Stored entries
——

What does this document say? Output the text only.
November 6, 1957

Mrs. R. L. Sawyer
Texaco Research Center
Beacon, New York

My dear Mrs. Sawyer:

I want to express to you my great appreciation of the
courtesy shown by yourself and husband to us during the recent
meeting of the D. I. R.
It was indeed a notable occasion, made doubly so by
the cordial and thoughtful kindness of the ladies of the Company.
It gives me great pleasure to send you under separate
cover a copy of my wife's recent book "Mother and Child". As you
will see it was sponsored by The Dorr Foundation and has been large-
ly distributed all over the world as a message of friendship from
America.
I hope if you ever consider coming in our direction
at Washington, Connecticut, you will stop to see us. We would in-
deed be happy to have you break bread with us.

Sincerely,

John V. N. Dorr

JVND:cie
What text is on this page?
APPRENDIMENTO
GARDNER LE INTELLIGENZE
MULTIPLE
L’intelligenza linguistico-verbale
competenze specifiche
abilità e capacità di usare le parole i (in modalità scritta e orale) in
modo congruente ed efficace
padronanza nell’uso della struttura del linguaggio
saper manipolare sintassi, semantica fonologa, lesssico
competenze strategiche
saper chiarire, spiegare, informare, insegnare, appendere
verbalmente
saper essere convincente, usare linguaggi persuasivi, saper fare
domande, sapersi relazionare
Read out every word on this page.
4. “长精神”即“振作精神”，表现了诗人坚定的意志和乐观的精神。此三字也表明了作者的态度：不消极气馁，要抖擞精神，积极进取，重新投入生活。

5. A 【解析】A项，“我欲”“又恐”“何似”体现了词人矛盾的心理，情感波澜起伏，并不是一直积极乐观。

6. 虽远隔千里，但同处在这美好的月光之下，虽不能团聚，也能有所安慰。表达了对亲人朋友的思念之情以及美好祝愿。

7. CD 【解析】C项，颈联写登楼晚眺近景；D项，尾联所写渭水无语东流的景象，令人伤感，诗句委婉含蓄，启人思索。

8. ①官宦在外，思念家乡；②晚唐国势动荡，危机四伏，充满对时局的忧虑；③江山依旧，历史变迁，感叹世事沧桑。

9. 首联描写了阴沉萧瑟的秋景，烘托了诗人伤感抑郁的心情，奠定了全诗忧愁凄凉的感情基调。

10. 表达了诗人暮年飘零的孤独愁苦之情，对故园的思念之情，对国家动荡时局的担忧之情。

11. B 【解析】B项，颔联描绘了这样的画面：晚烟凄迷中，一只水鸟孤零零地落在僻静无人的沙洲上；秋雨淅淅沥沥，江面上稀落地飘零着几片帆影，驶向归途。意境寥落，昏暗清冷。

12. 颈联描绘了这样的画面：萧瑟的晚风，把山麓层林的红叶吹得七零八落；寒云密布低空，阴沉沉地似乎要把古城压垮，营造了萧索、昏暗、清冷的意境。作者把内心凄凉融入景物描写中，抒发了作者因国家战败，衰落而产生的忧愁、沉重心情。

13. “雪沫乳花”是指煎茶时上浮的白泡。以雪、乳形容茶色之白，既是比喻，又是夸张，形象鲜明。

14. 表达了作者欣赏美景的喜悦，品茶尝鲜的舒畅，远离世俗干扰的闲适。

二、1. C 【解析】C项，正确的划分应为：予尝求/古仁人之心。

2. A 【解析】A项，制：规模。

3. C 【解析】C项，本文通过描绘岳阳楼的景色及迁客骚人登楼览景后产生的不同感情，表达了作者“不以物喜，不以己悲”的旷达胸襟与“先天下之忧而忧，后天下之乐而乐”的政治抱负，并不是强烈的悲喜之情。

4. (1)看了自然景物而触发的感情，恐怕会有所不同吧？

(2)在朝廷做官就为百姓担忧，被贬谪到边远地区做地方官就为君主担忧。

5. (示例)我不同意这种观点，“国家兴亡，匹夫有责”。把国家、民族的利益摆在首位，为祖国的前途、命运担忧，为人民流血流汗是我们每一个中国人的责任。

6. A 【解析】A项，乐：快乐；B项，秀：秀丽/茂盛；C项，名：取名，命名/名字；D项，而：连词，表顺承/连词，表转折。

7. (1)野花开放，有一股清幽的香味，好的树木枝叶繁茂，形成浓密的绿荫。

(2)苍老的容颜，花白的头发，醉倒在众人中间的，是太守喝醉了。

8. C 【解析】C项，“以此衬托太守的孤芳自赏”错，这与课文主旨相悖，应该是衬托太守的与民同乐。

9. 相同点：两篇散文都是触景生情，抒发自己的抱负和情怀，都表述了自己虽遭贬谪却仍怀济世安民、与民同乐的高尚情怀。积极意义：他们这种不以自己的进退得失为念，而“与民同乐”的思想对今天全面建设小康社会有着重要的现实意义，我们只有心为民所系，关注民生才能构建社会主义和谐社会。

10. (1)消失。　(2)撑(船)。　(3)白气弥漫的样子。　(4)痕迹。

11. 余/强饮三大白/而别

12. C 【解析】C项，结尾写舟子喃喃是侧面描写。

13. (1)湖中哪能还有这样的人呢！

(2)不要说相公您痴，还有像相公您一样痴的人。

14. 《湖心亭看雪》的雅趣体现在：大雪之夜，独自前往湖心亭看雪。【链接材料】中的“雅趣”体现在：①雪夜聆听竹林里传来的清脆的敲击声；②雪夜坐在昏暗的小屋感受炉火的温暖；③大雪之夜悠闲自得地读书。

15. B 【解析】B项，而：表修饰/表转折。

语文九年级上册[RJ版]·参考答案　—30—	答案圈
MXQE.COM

——

◆ **Requirement**
Look through the entries above. Extract each line with the word "What".

◆ **The output**
What does this document say? Output the text only.
What text is on this page?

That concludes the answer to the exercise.